- _WHAT TO WORK ON_: Set every record down verbatim and omit the pictures.

■ ■ ■

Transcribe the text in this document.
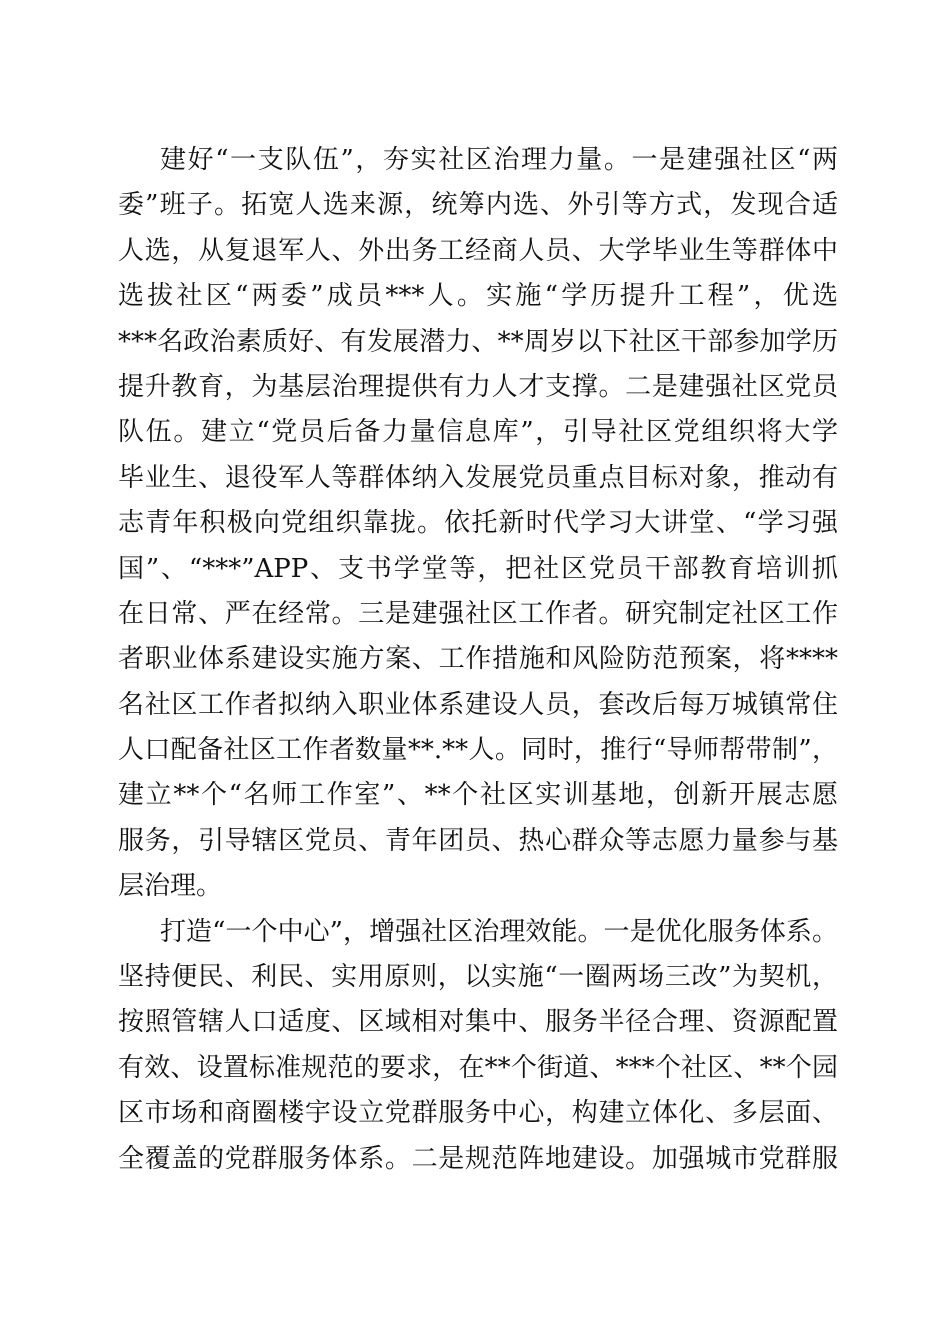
建好“一支队伍”，夯实社区治理力量。一是建强社区“两
委”班子。拓宽人选来源，统筹内选、外引等方式，发现合适
人选，从复退军人、外出务工经商人员、大学毕业生等群体中
选拔社区“两委”成员***人。实施“学历提升工程”，优选
***名政治素质好、有发展潜力、**周岁以下社区干部参加学历
提升教育，为基层治理提供有力人才支撑。二是建强社区党员
队伍。建立“党员后备力量信息库”，引导社区党组织将大学
毕业生、退役军人等群体纳入发展党员重点目标对象，推动有
志青年积极向党组织靠拢。依托新时代学习大讲堂、“学习强
国”、“***”APP、支书学堂等，把社区党员干部教育培训抓
在日常、严在经常。三是建强社区工作者。研究制定社区工作
者职业体系建设实施方案、工作措施和风险防范预案，将****
名社区工作者拟纳入职业体系建设人员，套改后每万城镇常住
人口配备社区工作者数量**.**人。同时，推行“导师帮带制”，
建立**个“名师工作室”、**个社区实训基地，创新开展志愿
服务，引导辖区党员、青年团员、热心群众等志愿力量参与基
层治理。
打造“一个中心”，增强社区治理效能。一是优化服务体系。
坚持便民、利民、实用原则，以实施“一圈两场三改”为契机，
按照管辖人口适度、区域相对集中、服务半径合理、资源配置
有效、设置标准规范的要求，在**个街道、***个社区、**个园
区市场和商圈楼宇设立党群服务中心，构建立体化、多层面、
全覆盖的党群服务体系。二是规范阵地建设。加强城市党群服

■ ■ ■

- _THE SOLUTION_:
Transcribe the text in this document.
建好“一支队伍”，夯实社区治理力量。一是建强社区“两
委”班子。拓宽人选来源，统筹内选、外引等方式，发现合适
人选，从复退军人、外出务工经商人员、大学毕业生等群体中
选拔社区“两委”成员***人。实施“学历提升工程”，优选
***名政治素质好、有发展潜力、**周岁以下社区干部参加学历
提升教育，为基层治理提供有力人才支撑。二是建强社区党员
队伍。建立“党员后备力量信息库”，引导社区党组织将大学
毕业生、退役军人等群体纳入发展党员重点目标对象，推动有
志青年积极向党组织靠拢。依托新时代学习大讲堂、“学习强
国”、“***”APP、支书学堂等，把社区党员干部教育培训抓
在日常、严在经常。三是建强社区工作者。研究制定社区工作
者职业体系建设实施方案、工作措施和风险防范预案，将****
名社区工作者拟纳入职业体系建设人员，套改后每万城镇常住
人口配备社区工作者数量**.**人。同时，推行“导师帮带制”，
建立**个“名师工作室”、**个社区实训基地，创新开展志愿
服务，引导辖区党员、青年团员、热心群众等志愿力量参与基
层治理。
打造“一个中心”，增强社区治理效能。一是优化服务体系。
坚持便民、利民、实用原则，以实施“一圈两场三改”为契机，
按照管辖人口适度、区域相对集中、服务半径合理、资源配置
有效、设置标准规范的要求，在**个街道、***个社区、**个园
区市场和商圈楼宇设立党群服务中心，构建立体化、多层面、
全覆盖的党群服务体系。二是规范阵地建设。加强城市党群服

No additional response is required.